— START OF Source data —
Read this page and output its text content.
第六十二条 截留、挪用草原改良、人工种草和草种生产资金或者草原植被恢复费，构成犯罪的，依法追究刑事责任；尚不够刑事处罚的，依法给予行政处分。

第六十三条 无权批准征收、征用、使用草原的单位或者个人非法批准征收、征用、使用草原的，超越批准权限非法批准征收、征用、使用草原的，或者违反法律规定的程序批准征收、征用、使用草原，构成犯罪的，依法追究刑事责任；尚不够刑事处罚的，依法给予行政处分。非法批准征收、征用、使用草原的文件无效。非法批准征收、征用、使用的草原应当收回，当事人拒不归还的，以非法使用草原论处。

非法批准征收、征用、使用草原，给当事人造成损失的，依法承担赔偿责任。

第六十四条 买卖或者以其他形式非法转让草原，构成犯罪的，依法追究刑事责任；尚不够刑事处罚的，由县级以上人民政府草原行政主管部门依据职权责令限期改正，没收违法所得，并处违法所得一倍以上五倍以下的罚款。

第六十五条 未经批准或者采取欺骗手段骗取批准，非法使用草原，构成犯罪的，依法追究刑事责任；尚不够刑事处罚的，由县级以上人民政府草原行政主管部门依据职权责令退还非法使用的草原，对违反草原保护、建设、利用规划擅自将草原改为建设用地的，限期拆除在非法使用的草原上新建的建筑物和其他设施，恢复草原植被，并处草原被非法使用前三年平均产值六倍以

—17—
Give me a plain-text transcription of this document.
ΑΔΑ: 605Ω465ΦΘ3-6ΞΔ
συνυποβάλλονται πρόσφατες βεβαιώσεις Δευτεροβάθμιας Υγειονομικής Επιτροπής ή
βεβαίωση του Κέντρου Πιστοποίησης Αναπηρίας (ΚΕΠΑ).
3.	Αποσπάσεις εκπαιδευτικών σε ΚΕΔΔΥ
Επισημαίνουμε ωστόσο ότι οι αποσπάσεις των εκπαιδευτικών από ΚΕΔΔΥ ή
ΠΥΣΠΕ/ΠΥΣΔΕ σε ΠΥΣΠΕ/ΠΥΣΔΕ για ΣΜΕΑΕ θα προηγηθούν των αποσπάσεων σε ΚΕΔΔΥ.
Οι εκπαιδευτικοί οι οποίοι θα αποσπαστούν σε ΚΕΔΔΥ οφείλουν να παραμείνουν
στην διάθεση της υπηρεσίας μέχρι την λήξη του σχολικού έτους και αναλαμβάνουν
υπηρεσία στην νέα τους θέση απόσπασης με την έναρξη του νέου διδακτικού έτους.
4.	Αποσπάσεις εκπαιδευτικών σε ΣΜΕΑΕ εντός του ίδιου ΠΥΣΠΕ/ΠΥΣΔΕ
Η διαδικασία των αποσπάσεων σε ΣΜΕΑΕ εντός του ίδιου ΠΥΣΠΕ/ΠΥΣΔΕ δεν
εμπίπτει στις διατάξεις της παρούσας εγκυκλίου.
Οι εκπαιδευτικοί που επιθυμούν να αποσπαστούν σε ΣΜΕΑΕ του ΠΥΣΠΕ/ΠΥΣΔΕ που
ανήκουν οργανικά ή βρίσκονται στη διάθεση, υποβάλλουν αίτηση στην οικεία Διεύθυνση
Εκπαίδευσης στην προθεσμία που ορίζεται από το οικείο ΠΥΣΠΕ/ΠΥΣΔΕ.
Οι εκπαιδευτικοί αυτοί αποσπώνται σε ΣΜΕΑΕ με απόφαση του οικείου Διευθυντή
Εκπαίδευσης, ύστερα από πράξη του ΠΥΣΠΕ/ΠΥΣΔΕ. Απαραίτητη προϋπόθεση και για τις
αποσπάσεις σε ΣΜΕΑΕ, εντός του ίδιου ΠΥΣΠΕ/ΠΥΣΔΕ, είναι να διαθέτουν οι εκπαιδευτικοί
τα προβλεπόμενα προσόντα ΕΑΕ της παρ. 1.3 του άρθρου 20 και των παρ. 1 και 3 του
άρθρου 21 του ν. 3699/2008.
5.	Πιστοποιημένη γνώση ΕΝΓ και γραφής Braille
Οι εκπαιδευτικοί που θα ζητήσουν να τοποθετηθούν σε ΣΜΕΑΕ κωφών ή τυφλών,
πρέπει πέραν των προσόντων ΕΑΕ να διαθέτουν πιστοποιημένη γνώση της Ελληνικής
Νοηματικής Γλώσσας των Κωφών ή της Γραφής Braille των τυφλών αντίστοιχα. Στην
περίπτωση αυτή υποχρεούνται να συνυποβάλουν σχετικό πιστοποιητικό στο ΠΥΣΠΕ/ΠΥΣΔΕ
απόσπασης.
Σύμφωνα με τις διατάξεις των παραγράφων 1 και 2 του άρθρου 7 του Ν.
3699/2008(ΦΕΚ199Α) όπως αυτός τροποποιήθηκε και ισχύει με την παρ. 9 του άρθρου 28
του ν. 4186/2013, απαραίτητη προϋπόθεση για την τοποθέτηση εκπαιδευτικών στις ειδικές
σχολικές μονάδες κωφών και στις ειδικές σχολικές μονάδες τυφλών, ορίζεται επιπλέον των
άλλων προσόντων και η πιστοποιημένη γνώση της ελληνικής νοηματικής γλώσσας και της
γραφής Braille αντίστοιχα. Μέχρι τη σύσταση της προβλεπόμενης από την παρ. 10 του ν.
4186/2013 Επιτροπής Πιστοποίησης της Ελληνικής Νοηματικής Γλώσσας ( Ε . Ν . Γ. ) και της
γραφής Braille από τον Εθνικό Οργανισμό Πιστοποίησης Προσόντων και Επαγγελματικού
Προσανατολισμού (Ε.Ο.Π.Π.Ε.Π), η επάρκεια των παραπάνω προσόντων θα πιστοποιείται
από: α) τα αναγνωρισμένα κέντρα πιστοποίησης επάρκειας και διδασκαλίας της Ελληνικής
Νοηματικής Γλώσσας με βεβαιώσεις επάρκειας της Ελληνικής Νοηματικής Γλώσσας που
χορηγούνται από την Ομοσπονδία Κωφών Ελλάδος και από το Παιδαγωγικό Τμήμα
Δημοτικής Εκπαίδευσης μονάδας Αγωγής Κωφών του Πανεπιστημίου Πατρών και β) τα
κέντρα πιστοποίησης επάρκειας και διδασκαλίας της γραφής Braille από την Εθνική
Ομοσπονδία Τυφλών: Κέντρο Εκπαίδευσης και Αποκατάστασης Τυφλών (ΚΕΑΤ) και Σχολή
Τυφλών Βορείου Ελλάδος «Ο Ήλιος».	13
— END OF Source data —
**Requirements**
Where a line above holds the string "εκπαιδευτικοί", show that line.

**Output for this exercise**
Οι εκπαιδευτικοί οι οποίοι θα αποσπαστούν σε ΚΕΔΔΥ οφείλουν να παραμείνουν
Οι εκπαιδευτικοί που επιθυμούν να αποσπαστούν σε ΣΜΕΑΕ του ΠΥΣΠΕ/ΠΥΣΔΕ που
Οι εκπαιδευτικοί αυτοί αποσπώνται σε ΣΜΕΑΕ με απόφαση του οικείου Διευθυντή
αποσπάσεις σε ΣΜΕΑΕ, εντός του ίδιου ΠΥΣΠΕ/ΠΥΣΔΕ, είναι να διαθέτουν οι εκπαιδευτικοί
Οι εκπαιδευτικοί που θα ζητήσουν να τοποθετηθούν σε ΣΜΕΑΕ κωφών ή τυφλών,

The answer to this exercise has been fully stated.